» **WHAT YOU SHOULD DO**
Report only the number of lines holding "document".

» **SUPPLIED RECORDS**
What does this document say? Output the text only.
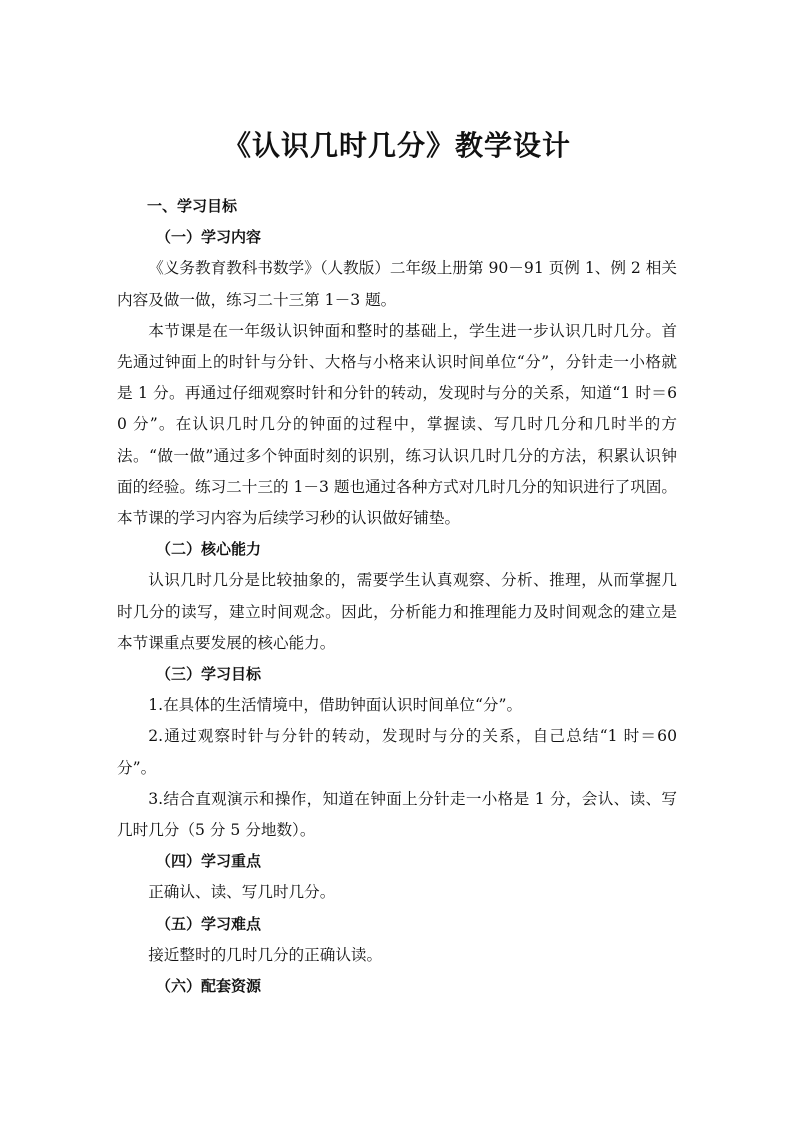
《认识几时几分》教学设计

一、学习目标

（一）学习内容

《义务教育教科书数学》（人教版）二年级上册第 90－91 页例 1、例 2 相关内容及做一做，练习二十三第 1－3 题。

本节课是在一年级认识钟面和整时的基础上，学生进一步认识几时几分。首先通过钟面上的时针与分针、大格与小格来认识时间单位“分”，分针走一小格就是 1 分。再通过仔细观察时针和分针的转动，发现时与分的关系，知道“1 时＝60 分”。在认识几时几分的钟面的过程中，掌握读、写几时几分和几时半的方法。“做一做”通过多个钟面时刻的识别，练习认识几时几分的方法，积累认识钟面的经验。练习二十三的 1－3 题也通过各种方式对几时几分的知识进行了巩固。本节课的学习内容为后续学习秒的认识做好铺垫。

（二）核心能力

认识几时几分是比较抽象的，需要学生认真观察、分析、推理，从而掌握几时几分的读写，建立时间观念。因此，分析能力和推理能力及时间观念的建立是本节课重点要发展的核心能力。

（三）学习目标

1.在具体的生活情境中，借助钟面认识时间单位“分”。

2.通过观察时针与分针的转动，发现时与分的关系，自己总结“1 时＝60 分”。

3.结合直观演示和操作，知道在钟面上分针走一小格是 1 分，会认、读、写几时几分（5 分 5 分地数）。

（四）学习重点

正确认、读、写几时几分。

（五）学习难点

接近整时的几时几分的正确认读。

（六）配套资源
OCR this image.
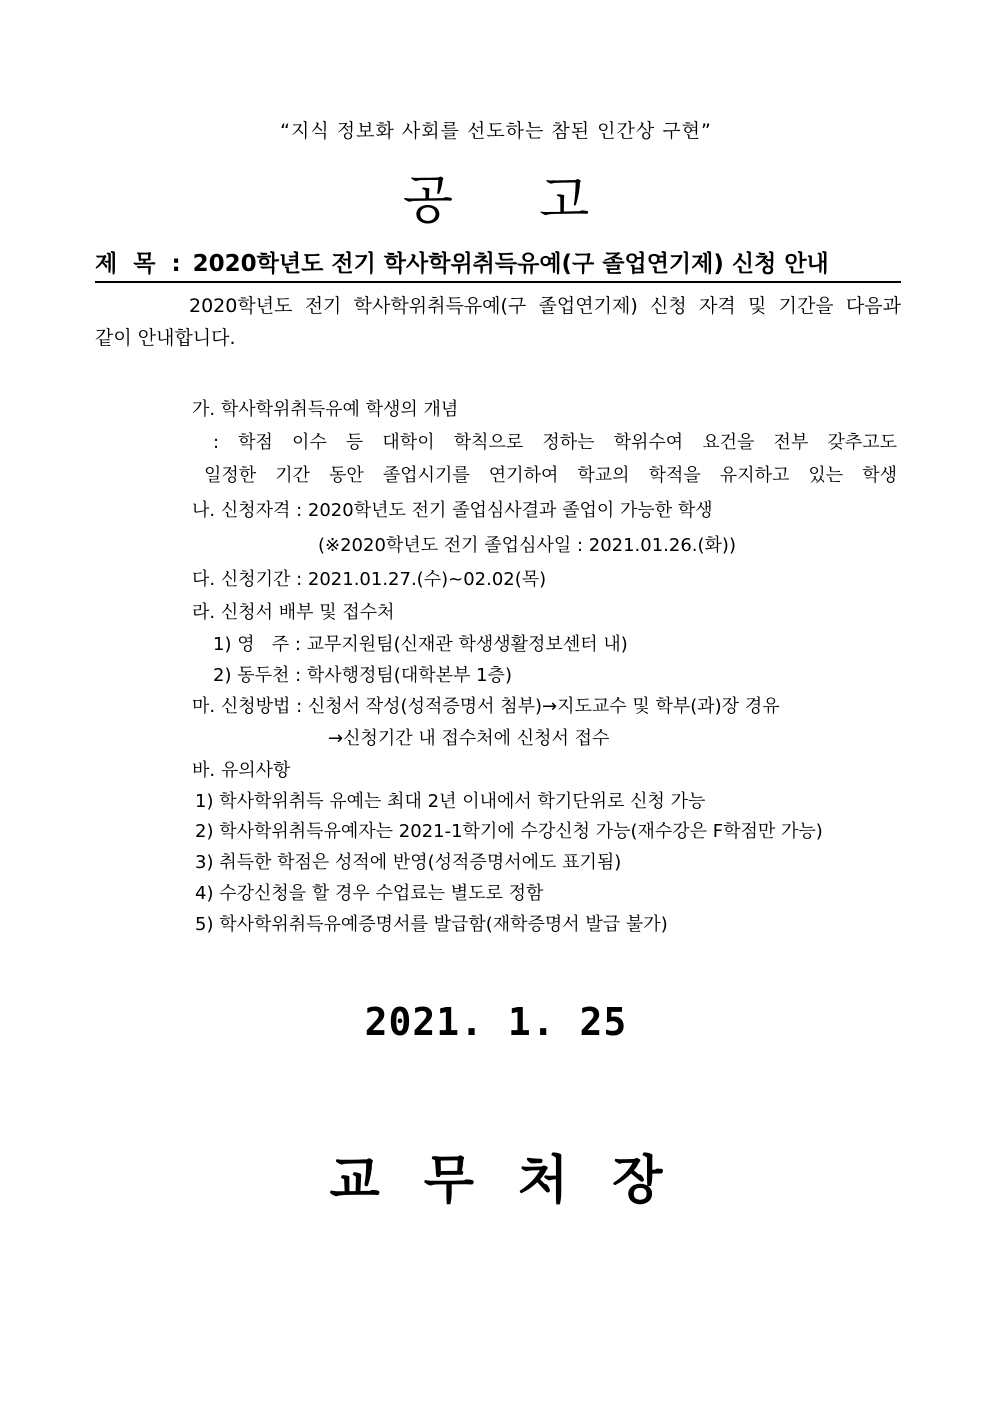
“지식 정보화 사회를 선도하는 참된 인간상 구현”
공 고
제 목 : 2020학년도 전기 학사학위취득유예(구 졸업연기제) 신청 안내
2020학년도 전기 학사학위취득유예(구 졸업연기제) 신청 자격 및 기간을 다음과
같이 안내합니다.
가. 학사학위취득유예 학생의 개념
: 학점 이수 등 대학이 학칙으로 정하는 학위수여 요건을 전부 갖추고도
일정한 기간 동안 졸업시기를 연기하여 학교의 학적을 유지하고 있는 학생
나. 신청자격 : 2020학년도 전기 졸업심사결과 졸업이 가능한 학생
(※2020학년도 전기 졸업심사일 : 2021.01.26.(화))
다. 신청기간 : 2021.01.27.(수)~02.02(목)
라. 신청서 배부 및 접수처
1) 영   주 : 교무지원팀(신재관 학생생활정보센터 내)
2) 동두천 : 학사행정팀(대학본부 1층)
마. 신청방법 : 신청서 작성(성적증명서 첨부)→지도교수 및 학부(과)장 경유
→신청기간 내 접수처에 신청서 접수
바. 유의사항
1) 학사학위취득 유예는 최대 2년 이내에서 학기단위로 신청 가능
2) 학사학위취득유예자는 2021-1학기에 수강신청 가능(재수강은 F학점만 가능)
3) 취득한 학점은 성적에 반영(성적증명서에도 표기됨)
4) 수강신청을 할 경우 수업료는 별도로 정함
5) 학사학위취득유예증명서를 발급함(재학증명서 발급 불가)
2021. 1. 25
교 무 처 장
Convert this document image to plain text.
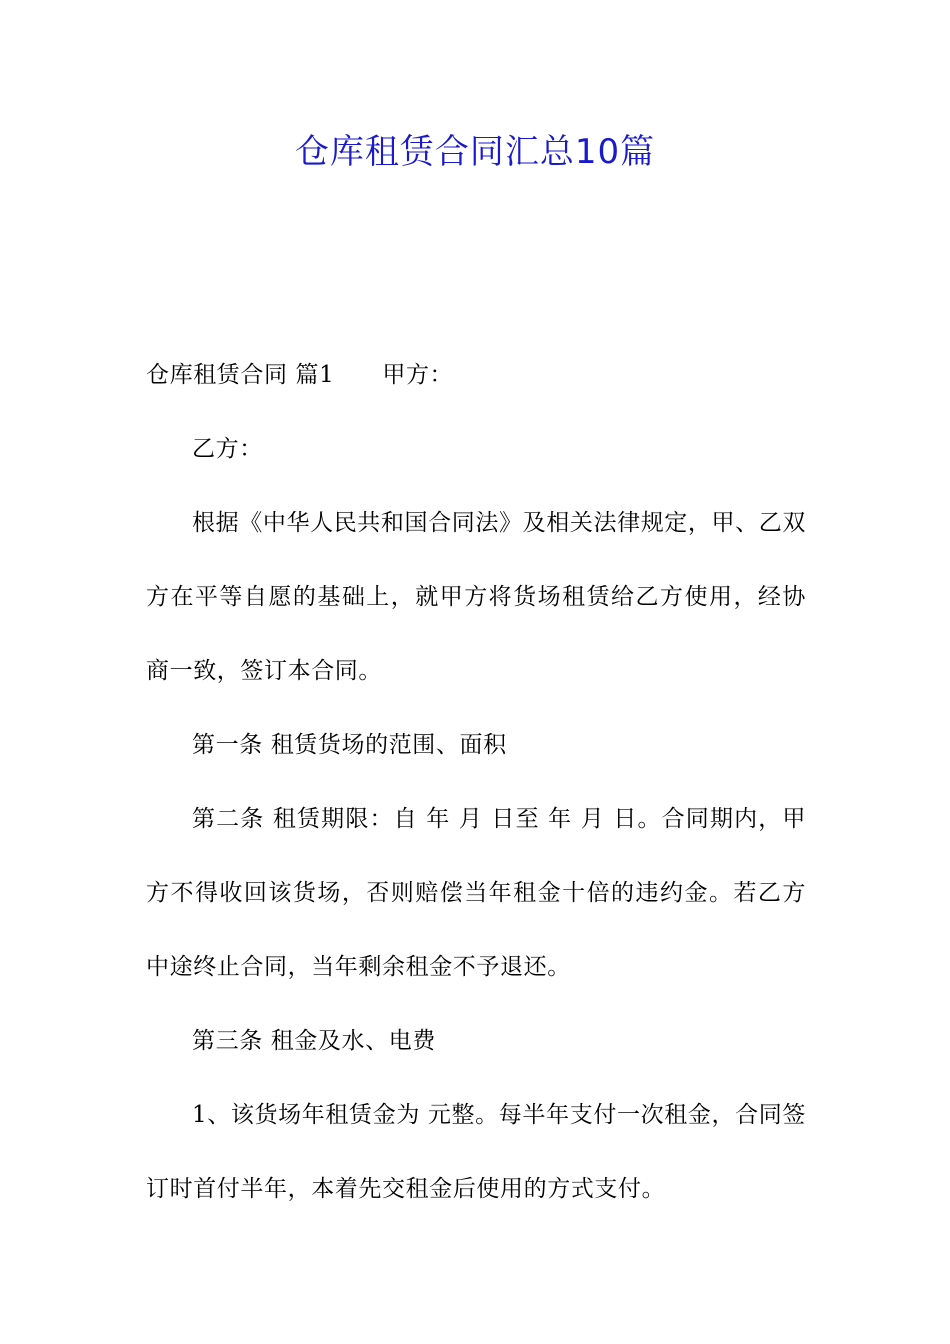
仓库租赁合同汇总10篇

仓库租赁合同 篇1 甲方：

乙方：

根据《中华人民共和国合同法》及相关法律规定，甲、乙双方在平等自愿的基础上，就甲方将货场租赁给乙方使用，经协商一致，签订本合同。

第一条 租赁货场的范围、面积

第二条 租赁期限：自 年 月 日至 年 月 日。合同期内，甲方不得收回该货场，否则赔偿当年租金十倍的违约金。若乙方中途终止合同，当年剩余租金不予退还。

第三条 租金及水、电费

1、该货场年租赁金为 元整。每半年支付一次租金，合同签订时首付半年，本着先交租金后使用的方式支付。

» **CORRECT RESULT**
2